====== DATASET

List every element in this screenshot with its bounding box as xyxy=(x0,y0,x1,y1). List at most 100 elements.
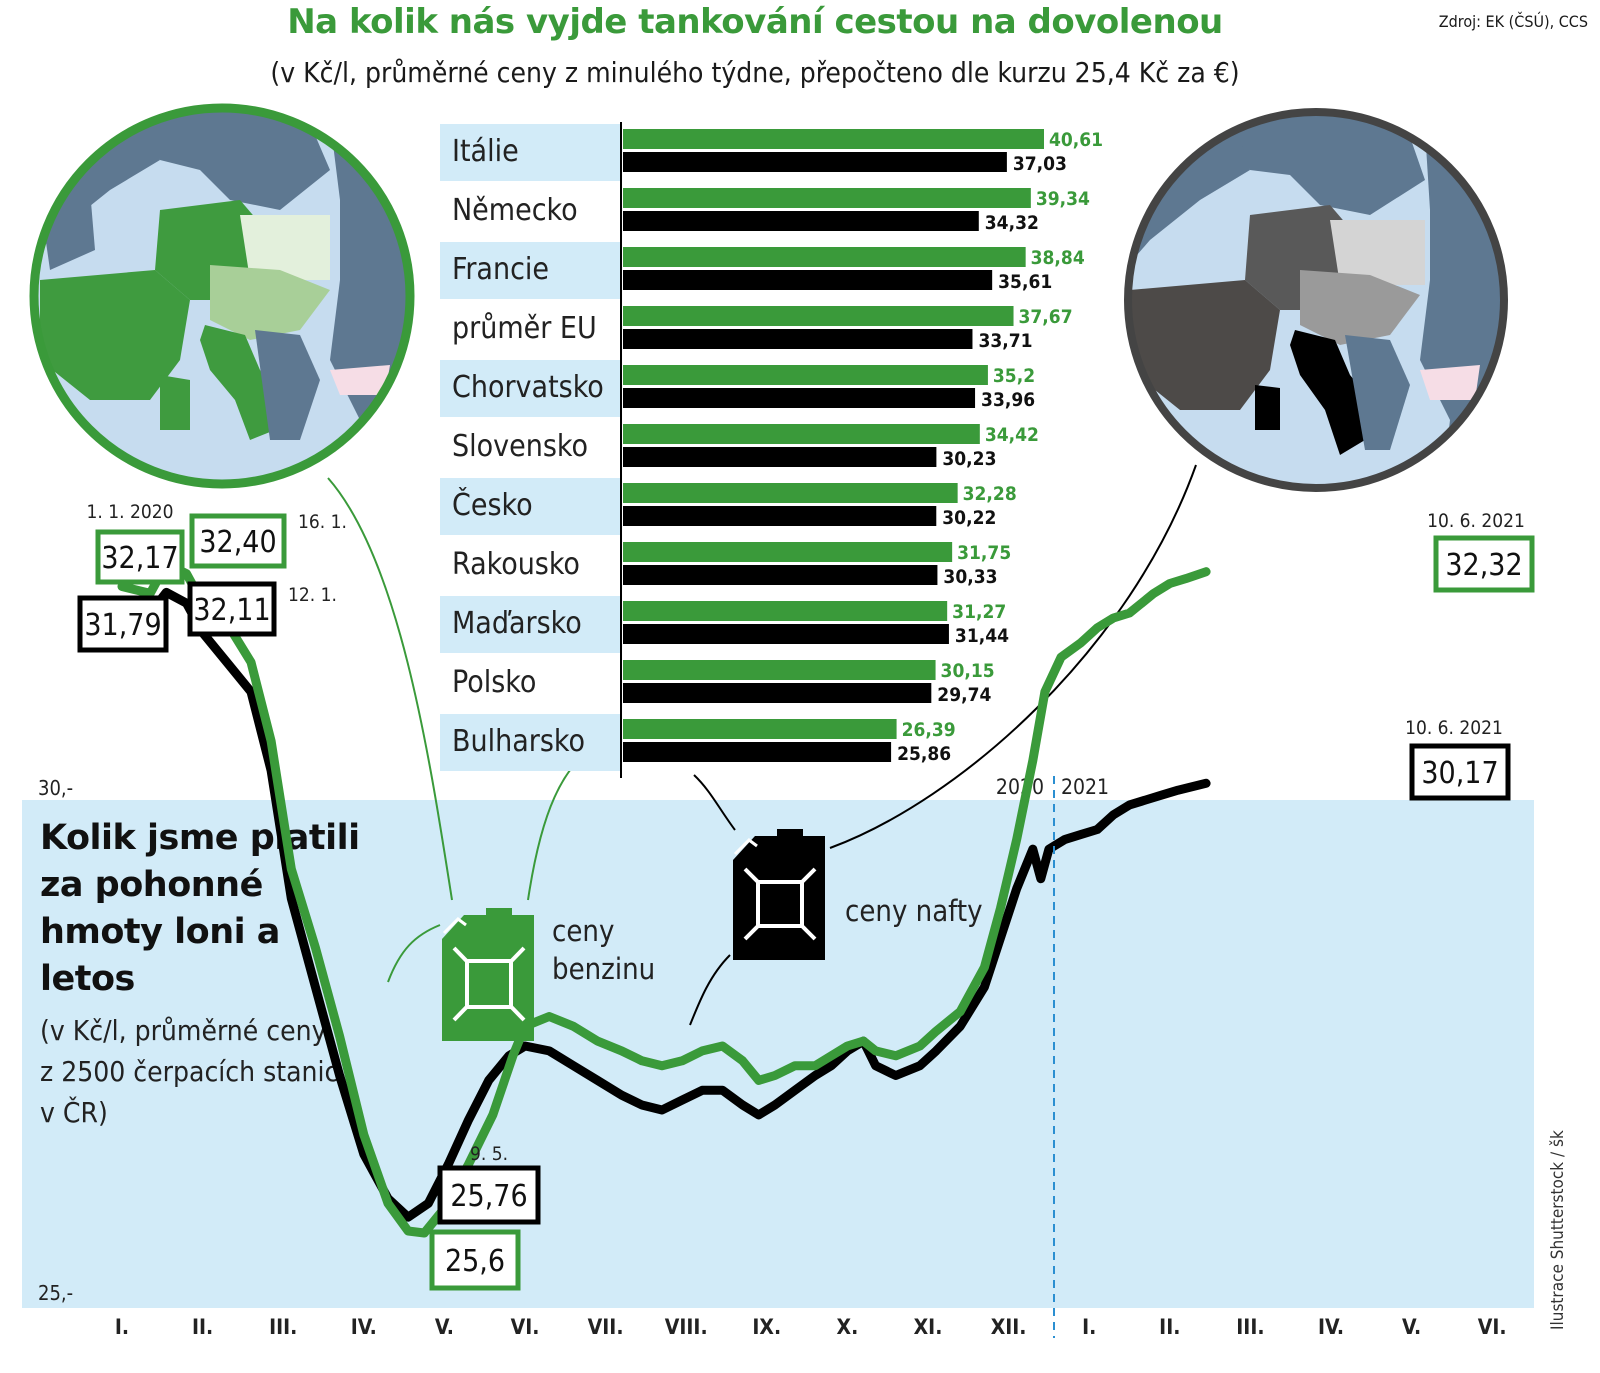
bar-row-bg xyxy=(440,478,620,535)
bar-diesel-value: 25,86 xyxy=(897,743,951,765)
bar-diesel xyxy=(623,565,938,585)
bar-diesel-value: 30,33 xyxy=(943,566,997,588)
bar-petrol xyxy=(623,129,1044,149)
y-tick-label: 30,- xyxy=(38,776,73,800)
bar-diesel xyxy=(623,329,973,349)
bar-diesel-value: 34,32 xyxy=(985,212,1039,234)
line-chart: I. II. III. IV. V. VI. VII. VIII. IX. X. XI. XII. I.… xyxy=(38,501,1535,1339)
callout-value: 31,79 xyxy=(84,608,161,643)
x-tick-label: I. xyxy=(1082,1315,1096,1339)
callout-box xyxy=(189,513,287,569)
bar-category-label: Rakousko xyxy=(452,547,580,582)
bar-diesel xyxy=(623,624,949,644)
callout-box xyxy=(429,1229,521,1291)
x-tick-label: III. xyxy=(269,1315,297,1339)
callout-box xyxy=(187,581,277,637)
bar-row-bg xyxy=(440,360,620,417)
bar-category-label: Česko xyxy=(452,486,533,523)
bar-petrol xyxy=(623,660,936,680)
bar-category-label: Německo xyxy=(452,193,578,228)
callout-value: 25,76 xyxy=(450,1179,527,1214)
x-tick-label: VI. xyxy=(1478,1315,1507,1339)
x-tick-label: X. xyxy=(837,1315,859,1339)
bar-category-label: Francie xyxy=(452,252,549,287)
x-tick-label: VI. xyxy=(511,1315,540,1339)
connector-diesel-2 xyxy=(693,774,736,831)
bar-petrol-value: 35,2 xyxy=(993,365,1035,387)
bar-category-label: Slovensko xyxy=(452,429,588,464)
bar-diesel-value: 33,96 xyxy=(981,389,1035,411)
x-tick-label: VIII. xyxy=(665,1315,708,1339)
x-tick-label: V. xyxy=(1402,1315,1421,1339)
legend-diesel-label: ceny nafty xyxy=(845,894,983,928)
callout-date: 16. 1. xyxy=(298,511,347,533)
bar-petrol xyxy=(623,601,948,621)
callout-value: 32,32 xyxy=(1445,548,1522,583)
callout-box xyxy=(95,529,185,585)
bar-petrol xyxy=(623,365,988,385)
line-chart-subtitle: (v Kč/l, průměrné ceny z 2500 čerpacích … xyxy=(40,1014,339,1129)
fuel-canister-icon xyxy=(733,829,825,960)
bar-diesel xyxy=(623,683,932,703)
connector-petrol-1 xyxy=(327,477,453,901)
x-tick-label: XI. xyxy=(914,1315,943,1339)
map-right xyxy=(1124,108,1508,492)
callout-date: 10. 6. 2021 xyxy=(1427,510,1525,532)
bar-diesel-value: 31,44 xyxy=(955,625,1009,647)
bar-petrol-value: 40,61 xyxy=(1049,129,1103,151)
bar-category-label: Maďarsko xyxy=(452,606,582,641)
connector-diesel-3 xyxy=(689,954,731,1026)
x-tick-label: IV. xyxy=(1318,1315,1344,1339)
bar-category-label: Chorvatsko xyxy=(452,370,604,405)
x-tick-label: IX. xyxy=(752,1315,781,1339)
bar-diesel-value: 29,74 xyxy=(937,684,991,706)
bar-diesel xyxy=(623,742,892,762)
x-tick-label: II. xyxy=(192,1315,213,1339)
bar-category-label: Itálie xyxy=(452,134,519,169)
bar-petrol xyxy=(623,247,1026,267)
bar-petrol-value: 39,34 xyxy=(1036,188,1090,210)
bar-petrol xyxy=(623,719,897,739)
callout-value: 32,11 xyxy=(193,593,270,628)
fuel-canister-icon xyxy=(442,908,534,1041)
bar-diesel xyxy=(623,388,976,408)
source-note: Zdroj: EK (ČSÚ), CCS xyxy=(1438,12,1588,31)
callout-date: 1. 1. 2020 xyxy=(87,501,174,523)
bar-petrol-value: 31,27 xyxy=(952,601,1006,623)
y-tick-label: 25,- xyxy=(38,1281,73,1305)
bar-category-label: Polsko xyxy=(452,665,536,700)
connector-petrol-3 xyxy=(387,924,441,983)
map-left xyxy=(29,103,415,489)
callout-value: 32,40 xyxy=(199,525,276,560)
bar-diesel xyxy=(623,506,937,526)
bar-petrol-value: 31,75 xyxy=(957,542,1011,564)
bar-petrol xyxy=(623,483,958,503)
callout-date: 10. 6. 2021 xyxy=(1405,717,1503,739)
year-label: 2021 xyxy=(1061,775,1109,799)
x-tick-label: IV. xyxy=(351,1315,377,1339)
bar-diesel xyxy=(623,270,993,290)
bar-category-label: průměr EU xyxy=(452,311,597,346)
bar-diesel-value: 30,23 xyxy=(942,448,996,470)
bar-petrol-value: 37,67 xyxy=(1019,306,1073,328)
callout-box xyxy=(77,595,169,653)
x-tick-label: I. xyxy=(115,1315,129,1339)
bar-row-bg xyxy=(440,714,620,771)
legend-petrol-label: ceny benzinu xyxy=(552,914,656,986)
bar-petrol-value: 32,28 xyxy=(963,483,1017,505)
callout-date: 12. 1. xyxy=(288,584,337,606)
page-title: Na kolik nás vyjde tankování cestou na d… xyxy=(287,2,1223,42)
callout-box xyxy=(1433,535,1535,593)
callout-value: 25,6 xyxy=(445,1244,505,1279)
bar-petrol xyxy=(623,188,1031,208)
bar-petrol-value: 34,42 xyxy=(985,424,1039,446)
bar-row-bg xyxy=(440,242,620,299)
bar-diesel xyxy=(623,211,979,231)
bar-diesel xyxy=(623,152,1007,172)
callout-box xyxy=(437,1165,541,1225)
bar-diesel-value: 35,61 xyxy=(998,271,1052,293)
x-tick-label: XII. xyxy=(991,1315,1027,1339)
bar-petrol xyxy=(623,542,953,562)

============

### WHAT TO PRODUCE:
Copy the lines of the data above word for word, from the line with "bar-row-bg xyxy=(440,478,620,535)" through the line with "callout-box xyxy=(429,1229,521,1291)", including both of those lines.

### SOLUTION FOR THIS EXERCISE:
bar-row-bg xyxy=(440,478,620,535)
bar-diesel-value: 25,86 xyxy=(897,743,951,765)
bar-diesel xyxy=(623,565,938,585)
bar-diesel-value: 30,33 xyxy=(943,566,997,588)
bar-petrol xyxy=(623,129,1044,149)
y-tick-label: 30,- xyxy=(38,776,73,800)
bar-diesel xyxy=(623,329,973,349)
bar-diesel-value: 34,32 xyxy=(985,212,1039,234)
line-chart: I. II. III. IV. V. VI. VII. VIII. IX. X. XI. XII. I.… xyxy=(38,501,1535,1339)
callout-value: 31,79 xyxy=(84,608,161,643)
x-tick-label: I. xyxy=(1082,1315,1096,1339)
callout-box xyxy=(189,513,287,569)
bar-category-label: Rakousko xyxy=(452,547,580,582)
bar-diesel xyxy=(623,624,949,644)
callout-box xyxy=(429,1229,521,1291)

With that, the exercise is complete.